## EXTRAIT DU TEXTE:

Fiscalité, concurrence, coûts : les cafés marocains tirent la sonnette d’alarme
Le secteur des cafés au Maroc entre dans une phase décisive avec l’ouverture d’une enquête approfondie menée par le Conseil de la concurrence. Derrière l’image dynamique des terrasses animées et des nouvelles enseignes qui apparaissent dans les grandes villes du Royaume, les professionnels décrivent une activité confrontée à de nombreux défis économiques et réglementaires.
Après plusieurs séances de concertation avec les représentants du secteur, le Conseil de la concurrence s’apprête à recueillir des données détaillées auprès des exploitants. Cette démarche vise à établir un état des lieux précis de la profession, en analysant l’évolution des revenus, des coûts d’exploitation et des conditions d’exercice de l’activité au cours des dernières années.
Pour les représentants des cafés et restaurants, cette initiative constitue une opportunité importante de mettre en lumière les réalités du terrain. Ils souhaitent notamment attirer l’attention sur la multiplication des établissements dans certains quartiers, les changements des habitudes de consommation, les difficultés de recrutement ainsi que la hausse continue des charges d’exploitation.
L’un des principaux sujets de préoccupation concerne la concurrence. Si celle-ci est traditionnellement considérée comme un moteur de développement économique, certains professionnels estiment qu’elle atteint aujourd’hui un niveau qui fragilise la rentabilité de nombreux établissements. Dans plusieurs zones urbaines, l’ouverture successive de cafés dans un périmètre réduit conduit à une dispersion de la clientèle et à une pression accrue sur les marges.
Les acteurs du secteur plaident ainsi pour un encadrement plus structuré des autorisations d’ouverture, inspiré de modèles appliqués dans certains pays européens. Selon eux, des critères liés à la densité de population, au potentiel économique local et à la capacité d’absorption du marché permettraient d’assurer un développement plus équilibré de l’activité.
Parallèlement, les exploitants font face à une augmentation significative de leurs coûts. Les prix du café, du lait, du sucre, des agrumes, de l’énergie et de plusieurs autres produits essentiels ont fortement progressé ces dernières années. À cela s’ajoutent les dépenses liées à la main-d’œuvre, dans un contexte où le recrutement de personnel qualifié demeure difficile.

## DONNÉES ENREGISTRÉES:
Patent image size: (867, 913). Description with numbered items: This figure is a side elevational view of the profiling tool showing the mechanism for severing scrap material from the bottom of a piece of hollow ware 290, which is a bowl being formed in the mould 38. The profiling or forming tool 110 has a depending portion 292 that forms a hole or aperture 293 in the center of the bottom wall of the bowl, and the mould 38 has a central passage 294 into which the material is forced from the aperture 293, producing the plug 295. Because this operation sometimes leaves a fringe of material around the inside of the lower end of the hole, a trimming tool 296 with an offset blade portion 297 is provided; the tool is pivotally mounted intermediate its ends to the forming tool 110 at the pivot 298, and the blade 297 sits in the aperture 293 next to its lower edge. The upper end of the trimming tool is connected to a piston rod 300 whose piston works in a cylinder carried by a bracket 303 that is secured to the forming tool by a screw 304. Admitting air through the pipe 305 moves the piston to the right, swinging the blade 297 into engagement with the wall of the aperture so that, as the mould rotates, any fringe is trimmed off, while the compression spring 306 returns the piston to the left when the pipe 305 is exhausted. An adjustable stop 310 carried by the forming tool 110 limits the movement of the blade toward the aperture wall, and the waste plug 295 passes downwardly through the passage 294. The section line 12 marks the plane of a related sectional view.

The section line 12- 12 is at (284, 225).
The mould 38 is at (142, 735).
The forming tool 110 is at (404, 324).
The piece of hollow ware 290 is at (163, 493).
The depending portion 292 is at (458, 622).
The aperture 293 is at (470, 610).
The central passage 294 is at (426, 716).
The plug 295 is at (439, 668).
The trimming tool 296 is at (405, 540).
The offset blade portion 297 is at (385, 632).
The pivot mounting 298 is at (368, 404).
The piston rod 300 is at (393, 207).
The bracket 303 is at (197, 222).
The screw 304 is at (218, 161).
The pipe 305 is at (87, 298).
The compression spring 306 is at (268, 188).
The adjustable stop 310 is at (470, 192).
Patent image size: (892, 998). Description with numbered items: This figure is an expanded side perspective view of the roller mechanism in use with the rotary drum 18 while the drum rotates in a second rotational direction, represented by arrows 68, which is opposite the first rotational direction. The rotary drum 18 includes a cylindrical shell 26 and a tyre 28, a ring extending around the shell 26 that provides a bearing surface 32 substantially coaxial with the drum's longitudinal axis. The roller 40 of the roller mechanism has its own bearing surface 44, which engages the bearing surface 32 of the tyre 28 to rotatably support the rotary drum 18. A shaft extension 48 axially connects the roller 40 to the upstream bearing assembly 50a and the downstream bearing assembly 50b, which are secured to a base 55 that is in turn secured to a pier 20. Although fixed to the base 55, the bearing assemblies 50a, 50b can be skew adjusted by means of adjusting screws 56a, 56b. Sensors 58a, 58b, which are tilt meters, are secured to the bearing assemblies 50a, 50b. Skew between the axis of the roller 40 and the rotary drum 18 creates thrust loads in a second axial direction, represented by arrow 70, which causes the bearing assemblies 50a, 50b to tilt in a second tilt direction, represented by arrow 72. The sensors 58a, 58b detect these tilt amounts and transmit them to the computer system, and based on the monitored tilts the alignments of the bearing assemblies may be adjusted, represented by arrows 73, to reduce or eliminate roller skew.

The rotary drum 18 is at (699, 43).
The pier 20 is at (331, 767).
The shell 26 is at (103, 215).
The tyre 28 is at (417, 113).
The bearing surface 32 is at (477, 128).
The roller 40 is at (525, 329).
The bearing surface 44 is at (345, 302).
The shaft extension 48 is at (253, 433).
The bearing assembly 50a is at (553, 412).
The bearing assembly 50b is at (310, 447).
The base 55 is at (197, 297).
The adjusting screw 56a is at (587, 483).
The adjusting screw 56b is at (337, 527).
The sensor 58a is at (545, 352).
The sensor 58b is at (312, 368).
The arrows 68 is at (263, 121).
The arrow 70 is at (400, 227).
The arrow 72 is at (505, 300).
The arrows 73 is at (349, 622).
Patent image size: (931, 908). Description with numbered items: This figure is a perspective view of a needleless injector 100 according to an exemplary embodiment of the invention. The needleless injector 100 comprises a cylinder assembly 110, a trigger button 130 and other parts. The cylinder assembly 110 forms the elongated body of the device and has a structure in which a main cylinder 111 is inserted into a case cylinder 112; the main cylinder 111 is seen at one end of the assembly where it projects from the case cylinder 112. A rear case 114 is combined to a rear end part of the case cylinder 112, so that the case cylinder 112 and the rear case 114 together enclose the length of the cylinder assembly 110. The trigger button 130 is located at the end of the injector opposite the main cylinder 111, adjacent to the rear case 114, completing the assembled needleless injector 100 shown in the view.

## CONSIGNE:
Rédigez la suite du texte sur les cafés marocains, en reprenant juste après sa dernière phrase. Les entrées n'ont aucun rôle dans ce travail.

## RÉSULTAT:
La fiscalité constitue également un point de tension majeur. Les professionnels dénoncent la multiplication des taxes et contributions auxquelles sont soumis les exploitants. Ils appellent à une simplification du système fiscal afin de réduire les charges administratives et d’améliorer la visibilité des entreprises. Plusieurs prélèvements locaux et sectoriels figurent parmi les mesures les plus contestées.
Au-delà des questions fiscales et concurrentielles, les organisations professionnelles réclament depuis plusieurs années l’adoption d’un cadre juridique spécifique au secteur. Elles estiment qu’une loi-cadre permettrait de clarifier les règles relatives aux autorisations, à la classification des établissements, aux obligations professionnelles et aux conditions d’exploitation.
Le futur avis du Conseil de la concurrence est attendu avec attention par les professionnels comme par les pouvoirs publics. Sans apporter de solutions immédiates, il pourrait servir de référence pour orienter les réformes futures et contribuer à une meilleure organisation d’un secteur qui joue un rôle important dans l’économie nationale.
Avec plusieurs milliers d’établissements répartis à travers le pays et des dizaines de milliers d’emplois générés directement ou indirectement, l’activité des cafés demeure un pilier du tissu économique et social marocain. Les conclusions de cette enquête pourraient ainsi marquer une étape importante dans la réflexion sur l’avenir de la profession et sur les conditions de son développement durable.